**Data rows**
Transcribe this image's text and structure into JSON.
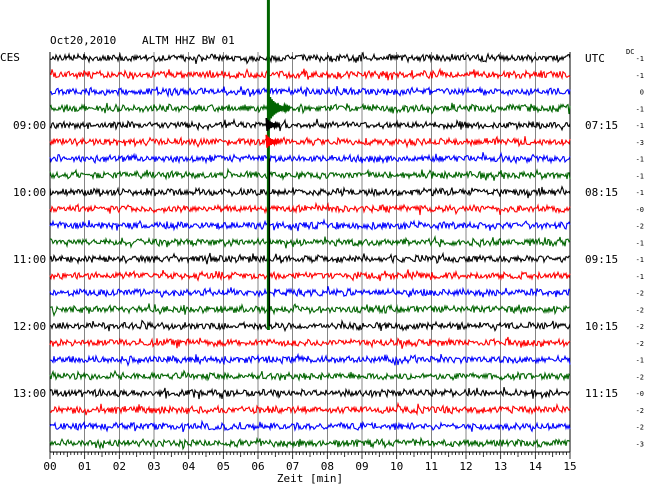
{
  "header": {
    "date": "Oct20,2010",
    "station": "ALTM HHZ BW 01"
  },
  "timezones": {
    "left": "CES",
    "right": "UTC",
    "dc_label": "DC"
  },
  "chart_data": {
    "type": "helicorder",
    "xlabel": "Zeit [min]",
    "xlim": [
      0,
      15
    ],
    "x_ticks": [
      "00",
      "01",
      "02",
      "03",
      "04",
      "05",
      "06",
      "07",
      "08",
      "09",
      "10",
      "11",
      "12",
      "13",
      "14",
      "15"
    ],
    "trace_colors": [
      "#000000",
      "#ff0000",
      "#0000ff",
      "#006400"
    ],
    "left_hour_labels": [
      {
        "row": 4,
        "label": "09:00"
      },
      {
        "row": 8,
        "label": "10:00"
      },
      {
        "row": 12,
        "label": "11:00"
      },
      {
        "row": 16,
        "label": "12:00"
      },
      {
        "row": 20,
        "label": "13:00"
      }
    ],
    "right_hour_labels": [
      {
        "row": 0,
        "label": "UTC"
      },
      {
        "row": 4,
        "label": "07:15"
      },
      {
        "row": 8,
        "label": "08:15"
      },
      {
        "row": 12,
        "label": "09:15"
      },
      {
        "row": 16,
        "label": "10:15"
      },
      {
        "row": 20,
        "label": "11:15"
      }
    ],
    "dc_offsets": [
      "-1",
      "-1",
      "0",
      "-1",
      "-1",
      "-3",
      "-1",
      "-1",
      "-1",
      "-0",
      "-2",
      "-1",
      "-1",
      "-1",
      "-2",
      "-2",
      "-2",
      "-2",
      "-1",
      "-2",
      "-0",
      "-2",
      "-2",
      "-3"
    ],
    "event": {
      "minute": 6.3,
      "start_row": 0,
      "end_row": 16
    }
  }
}
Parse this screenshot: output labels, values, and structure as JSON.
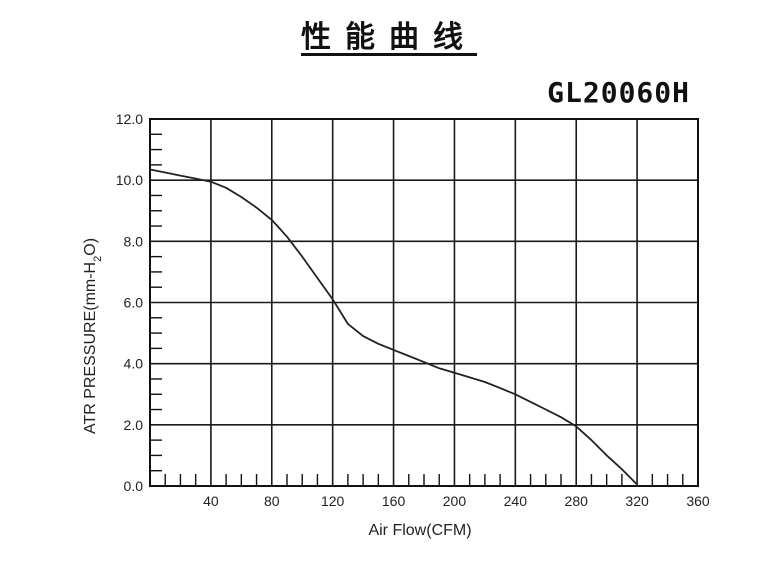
{
  "title": "性能曲线",
  "model": "GL20060H",
  "chart_data": {
    "type": "line",
    "title": "",
    "xlabel": "Air Flow(CFM)",
    "ylabel_parts": [
      "ATR PRESSURE(mm-H",
      "2",
      "O)"
    ],
    "xlim": [
      0,
      360
    ],
    "ylim": [
      0,
      12
    ],
    "x_ticks": [
      40,
      80,
      120,
      160,
      200,
      240,
      280,
      320,
      360
    ],
    "y_ticks": [
      "0.0",
      "2.0",
      "4.0",
      "6.0",
      "8.0",
      "10.0",
      "12.0"
    ],
    "grid": true,
    "series": [
      {
        "x": [
          0,
          10,
          20,
          30,
          40,
          50,
          60,
          70,
          80,
          90,
          100,
          110,
          120,
          130,
          140,
          150,
          160,
          170,
          180,
          190,
          200,
          210,
          220,
          230,
          240,
          250,
          260,
          270,
          280,
          290,
          300,
          310,
          320
        ],
        "y": [
          10.35,
          10.25,
          10.15,
          10.05,
          9.95,
          9.75,
          9.45,
          9.1,
          8.7,
          8.15,
          7.5,
          6.8,
          6.1,
          5.3,
          4.9,
          4.65,
          4.45,
          4.25,
          4.05,
          3.85,
          3.7,
          3.55,
          3.4,
          3.2,
          3.0,
          2.75,
          2.5,
          2.25,
          1.95,
          1.5,
          1.0,
          0.55,
          0.05
        ]
      }
    ]
  }
}
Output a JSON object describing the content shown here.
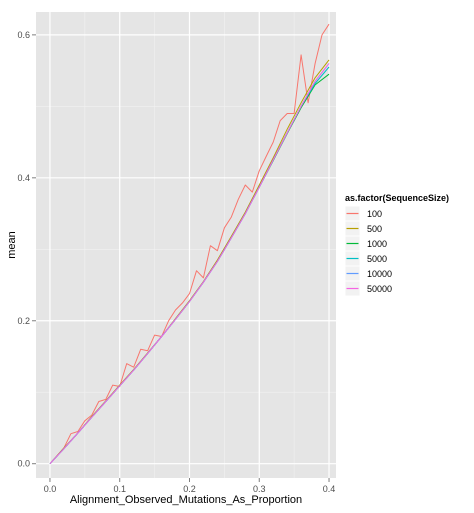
{
  "chart_data": {
    "type": "line",
    "xlabel": "Alignment_Observed_Mutations_As_Proportion",
    "ylabel": "mean",
    "xlim": [
      -0.02,
      0.41
    ],
    "ylim": [
      -0.02,
      0.632
    ],
    "x_ticks": [
      0.0,
      0.1,
      0.2,
      0.3,
      0.4
    ],
    "x_tick_labels": [
      "0.0",
      "0.1",
      "0.2",
      "0.3",
      "0.4"
    ],
    "y_ticks": [
      0.0,
      0.2,
      0.4,
      0.6
    ],
    "y_tick_labels": [
      "0.0",
      "0.2",
      "0.4",
      "0.6"
    ],
    "grid": true,
    "panel_background": "#e5e5e5",
    "legend": {
      "title": "as.factor(SequenceSize)",
      "position": "right"
    },
    "series": [
      {
        "name": "100",
        "color": "#F8766D",
        "points": [
          [
            0.0,
            0.0
          ],
          [
            0.01,
            0.011
          ],
          [
            0.02,
            0.022
          ],
          [
            0.03,
            0.042
          ],
          [
            0.04,
            0.045
          ],
          [
            0.05,
            0.06
          ],
          [
            0.06,
            0.068
          ],
          [
            0.07,
            0.087
          ],
          [
            0.08,
            0.09
          ],
          [
            0.09,
            0.11
          ],
          [
            0.1,
            0.108
          ],
          [
            0.11,
            0.14
          ],
          [
            0.12,
            0.135
          ],
          [
            0.13,
            0.16
          ],
          [
            0.14,
            0.158
          ],
          [
            0.15,
            0.18
          ],
          [
            0.16,
            0.178
          ],
          [
            0.17,
            0.2
          ],
          [
            0.18,
            0.215
          ],
          [
            0.19,
            0.225
          ],
          [
            0.2,
            0.238
          ],
          [
            0.21,
            0.27
          ],
          [
            0.22,
            0.26
          ],
          [
            0.23,
            0.305
          ],
          [
            0.24,
            0.298
          ],
          [
            0.25,
            0.33
          ],
          [
            0.26,
            0.345
          ],
          [
            0.27,
            0.37
          ],
          [
            0.28,
            0.39
          ],
          [
            0.29,
            0.38
          ],
          [
            0.3,
            0.41
          ],
          [
            0.31,
            0.43
          ],
          [
            0.32,
            0.45
          ],
          [
            0.33,
            0.48
          ],
          [
            0.34,
            0.49
          ],
          [
            0.35,
            0.49
          ],
          [
            0.36,
            0.572
          ],
          [
            0.37,
            0.505
          ],
          [
            0.38,
            0.56
          ],
          [
            0.39,
            0.6
          ],
          [
            0.4,
            0.615
          ]
        ]
      },
      {
        "name": "500",
        "color": "#B79F00",
        "points": [
          [
            0.0,
            0.0
          ],
          [
            0.02,
            0.022
          ],
          [
            0.04,
            0.043
          ],
          [
            0.06,
            0.066
          ],
          [
            0.08,
            0.088
          ],
          [
            0.1,
            0.11
          ],
          [
            0.12,
            0.132
          ],
          [
            0.14,
            0.155
          ],
          [
            0.16,
            0.178
          ],
          [
            0.18,
            0.203
          ],
          [
            0.2,
            0.228
          ],
          [
            0.22,
            0.255
          ],
          [
            0.24,
            0.285
          ],
          [
            0.26,
            0.318
          ],
          [
            0.28,
            0.352
          ],
          [
            0.3,
            0.39
          ],
          [
            0.32,
            0.428
          ],
          [
            0.34,
            0.468
          ],
          [
            0.36,
            0.505
          ],
          [
            0.38,
            0.54
          ],
          [
            0.4,
            0.565
          ]
        ]
      },
      {
        "name": "1000",
        "color": "#00BA38",
        "points": [
          [
            0.0,
            0.0
          ],
          [
            0.02,
            0.021
          ],
          [
            0.04,
            0.043
          ],
          [
            0.06,
            0.065
          ],
          [
            0.08,
            0.087
          ],
          [
            0.1,
            0.109
          ],
          [
            0.12,
            0.131
          ],
          [
            0.14,
            0.154
          ],
          [
            0.16,
            0.178
          ],
          [
            0.18,
            0.202
          ],
          [
            0.2,
            0.227
          ],
          [
            0.22,
            0.254
          ],
          [
            0.24,
            0.283
          ],
          [
            0.26,
            0.316
          ],
          [
            0.28,
            0.35
          ],
          [
            0.3,
            0.387
          ],
          [
            0.32,
            0.424
          ],
          [
            0.34,
            0.462
          ],
          [
            0.36,
            0.498
          ],
          [
            0.38,
            0.53
          ],
          [
            0.4,
            0.545
          ]
        ]
      },
      {
        "name": "5000",
        "color": "#00BFC4",
        "points": [
          [
            0.0,
            0.0
          ],
          [
            0.02,
            0.021
          ],
          [
            0.04,
            0.043
          ],
          [
            0.06,
            0.065
          ],
          [
            0.08,
            0.087
          ],
          [
            0.1,
            0.109
          ],
          [
            0.12,
            0.131
          ],
          [
            0.14,
            0.154
          ],
          [
            0.16,
            0.178
          ],
          [
            0.18,
            0.202
          ],
          [
            0.2,
            0.227
          ],
          [
            0.22,
            0.254
          ],
          [
            0.24,
            0.283
          ],
          [
            0.26,
            0.316
          ],
          [
            0.28,
            0.35
          ],
          [
            0.3,
            0.387
          ],
          [
            0.32,
            0.425
          ],
          [
            0.34,
            0.463
          ],
          [
            0.36,
            0.5
          ],
          [
            0.38,
            0.532
          ],
          [
            0.4,
            0.555
          ]
        ]
      },
      {
        "name": "10000",
        "color": "#619CFF",
        "points": [
          [
            0.0,
            0.0
          ],
          [
            0.02,
            0.021
          ],
          [
            0.04,
            0.043
          ],
          [
            0.06,
            0.065
          ],
          [
            0.08,
            0.087
          ],
          [
            0.1,
            0.109
          ],
          [
            0.12,
            0.131
          ],
          [
            0.14,
            0.154
          ],
          [
            0.16,
            0.178
          ],
          [
            0.18,
            0.202
          ],
          [
            0.2,
            0.227
          ],
          [
            0.22,
            0.254
          ],
          [
            0.24,
            0.283
          ],
          [
            0.26,
            0.316
          ],
          [
            0.28,
            0.35
          ],
          [
            0.3,
            0.387
          ],
          [
            0.32,
            0.425
          ],
          [
            0.34,
            0.463
          ],
          [
            0.36,
            0.5
          ],
          [
            0.38,
            0.535
          ],
          [
            0.4,
            0.56
          ]
        ]
      },
      {
        "name": "50000",
        "color": "#F564E3",
        "points": [
          [
            0.0,
            0.0
          ],
          [
            0.02,
            0.021
          ],
          [
            0.04,
            0.043
          ],
          [
            0.06,
            0.065
          ],
          [
            0.08,
            0.087
          ],
          [
            0.1,
            0.109
          ],
          [
            0.12,
            0.131
          ],
          [
            0.14,
            0.154
          ],
          [
            0.16,
            0.178
          ],
          [
            0.18,
            0.202
          ],
          [
            0.2,
            0.227
          ],
          [
            0.22,
            0.254
          ],
          [
            0.24,
            0.283
          ],
          [
            0.26,
            0.316
          ],
          [
            0.28,
            0.35
          ],
          [
            0.3,
            0.387
          ],
          [
            0.32,
            0.425
          ],
          [
            0.34,
            0.463
          ],
          [
            0.36,
            0.5
          ],
          [
            0.38,
            0.535
          ],
          [
            0.4,
            0.56
          ]
        ]
      }
    ]
  }
}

**What you should do**
Search the lines for "title". Copy each line that has it.

**Task response**
  "title": "性能曲线",
    "title": "",
      "title": "as.factor(SequenceSize)",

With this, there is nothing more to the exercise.